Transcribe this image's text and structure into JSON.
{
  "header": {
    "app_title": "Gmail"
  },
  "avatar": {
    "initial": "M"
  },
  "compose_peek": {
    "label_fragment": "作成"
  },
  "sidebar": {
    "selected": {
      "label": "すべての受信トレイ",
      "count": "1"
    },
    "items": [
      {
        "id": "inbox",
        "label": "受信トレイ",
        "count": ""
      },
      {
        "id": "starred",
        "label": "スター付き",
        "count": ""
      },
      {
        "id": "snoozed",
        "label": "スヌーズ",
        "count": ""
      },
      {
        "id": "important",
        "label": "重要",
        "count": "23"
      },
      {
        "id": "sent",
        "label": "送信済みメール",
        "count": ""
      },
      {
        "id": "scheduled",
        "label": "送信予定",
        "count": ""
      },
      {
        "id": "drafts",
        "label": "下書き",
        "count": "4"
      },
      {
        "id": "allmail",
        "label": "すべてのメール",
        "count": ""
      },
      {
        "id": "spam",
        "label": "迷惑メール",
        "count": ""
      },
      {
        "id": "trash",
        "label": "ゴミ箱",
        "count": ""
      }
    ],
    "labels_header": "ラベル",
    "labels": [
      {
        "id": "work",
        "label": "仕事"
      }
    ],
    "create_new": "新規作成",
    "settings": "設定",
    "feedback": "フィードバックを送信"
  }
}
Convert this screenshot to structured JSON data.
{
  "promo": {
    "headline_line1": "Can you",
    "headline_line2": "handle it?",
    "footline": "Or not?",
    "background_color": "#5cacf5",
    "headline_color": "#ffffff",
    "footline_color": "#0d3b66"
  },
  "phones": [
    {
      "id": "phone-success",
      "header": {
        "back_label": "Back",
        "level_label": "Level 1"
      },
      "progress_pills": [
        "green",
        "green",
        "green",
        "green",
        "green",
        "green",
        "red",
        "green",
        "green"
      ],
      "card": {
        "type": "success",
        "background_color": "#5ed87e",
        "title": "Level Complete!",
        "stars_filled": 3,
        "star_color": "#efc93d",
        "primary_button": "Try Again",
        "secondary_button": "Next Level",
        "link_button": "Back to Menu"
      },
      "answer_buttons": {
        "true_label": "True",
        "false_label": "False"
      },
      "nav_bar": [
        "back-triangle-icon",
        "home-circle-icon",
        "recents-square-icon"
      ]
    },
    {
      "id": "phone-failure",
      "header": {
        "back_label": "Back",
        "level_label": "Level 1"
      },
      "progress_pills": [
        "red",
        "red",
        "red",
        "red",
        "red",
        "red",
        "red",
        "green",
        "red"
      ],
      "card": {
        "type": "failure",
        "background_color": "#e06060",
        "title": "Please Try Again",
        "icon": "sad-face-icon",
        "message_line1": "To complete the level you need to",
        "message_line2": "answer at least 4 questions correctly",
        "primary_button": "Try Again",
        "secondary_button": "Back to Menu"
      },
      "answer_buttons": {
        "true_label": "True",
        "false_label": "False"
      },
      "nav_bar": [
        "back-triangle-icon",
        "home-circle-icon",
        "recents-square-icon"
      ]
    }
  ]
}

* **Task details**: Reproduce every line of the data verbatim.

* **Solution to this task**:
Transcribe this image's text and structure into JSON.
{
  "header": {
    "app_title": "Gmail"
  },
  "avatar": {
    "initial": "M"
  },
  "compose_peek": {
    "label_fragment": "作成"
  },
  "sidebar": {
    "selected": {
      "label": "すべての受信トレイ",
      "count": "1"
    },
    "items": [
      {
        "id": "inbox",
        "label": "受信トレイ",
        "count": ""
      },
      {
        "id": "starred",
        "label": "スター付き",
        "count": ""
      },
      {
        "id": "snoozed",
        "label": "スヌーズ",
        "count": ""
      },
      {
        "id": "important",
        "label": "重要",
        "count": "23"
      },
      {
        "id": "sent",
        "label": "送信済みメール",
        "count": ""
      },
      {
        "id": "scheduled",
        "label": "送信予定",
        "count": ""
      },
      {
        "id": "drafts",
        "label": "下書き",
        "count": "4"
      },
      {
        "id": "allmail",
        "label": "すべてのメール",
        "count": ""
      },
      {
        "id": "spam",
        "label": "迷惑メール",
        "count": ""
      },
      {
        "id": "trash",
        "label": "ゴミ箱",
        "count": ""
      }
    ],
    "labels_header": "ラベル",
    "labels": [
      {
        "id": "work",
        "label": "仕事"
      }
    ],
    "create_new": "新規作成",
    "settings": "設定",
    "feedback": "フィードバックを送信"
  }
}
Convert this screenshot to structured JSON data.
{
  "promo": {
    "headline_line1": "Can you",
    "headline_line2": "handle it?",
    "footline": "Or not?",
    "background_color": "#5cacf5",
    "headline_color": "#ffffff",
    "footline_color": "#0d3b66"
  },
  "phones": [
    {
      "id": "phone-success",
      "header": {
        "back_label": "Back",
        "level_label": "Level 1"
      },
      "progress_pills": [
        "green",
        "green",
        "green",
        "green",
        "green",
        "green",
        "red",
        "green",
        "green"
      ],
      "card": {
        "type": "success",
        "background_color": "#5ed87e",
        "title": "Level Complete!",
        "stars_filled": 3,
        "star_color": "#efc93d",
        "primary_button": "Try Again",
        "secondary_button": "Next Level",
        "link_button": "Back to Menu"
      },
      "answer_buttons": {
        "true_label": "True",
        "false_label": "False"
      },
      "nav_bar": [
        "back-triangle-icon",
        "home-circle-icon",
        "recents-square-icon"
      ]
    },
    {
      "id": "phone-failure",
      "header": {
        "back_label": "Back",
        "level_label": "Level 1"
      },
      "progress_pills": [
        "red",
        "red",
        "red",
        "red",
        "red",
        "red",
        "red",
        "green",
        "red"
      ],
      "card": {
        "type": "failure",
        "background_color": "#e06060",
        "title": "Please Try Again",
        "icon": "sad-face-icon",
        "message_line1": "To complete the level you need to",
        "message_line2": "answer at least 4 questions correctly",
        "primary_button": "Try Again",
        "secondary_button": "Back to Menu"
      },
      "answer_buttons": {
        "true_label": "True",
        "false_label": "False"
      },
      "nav_bar": [
        "back-triangle-icon",
        "home-circle-icon",
        "recents-square-icon"
      ]
    }
  ]
}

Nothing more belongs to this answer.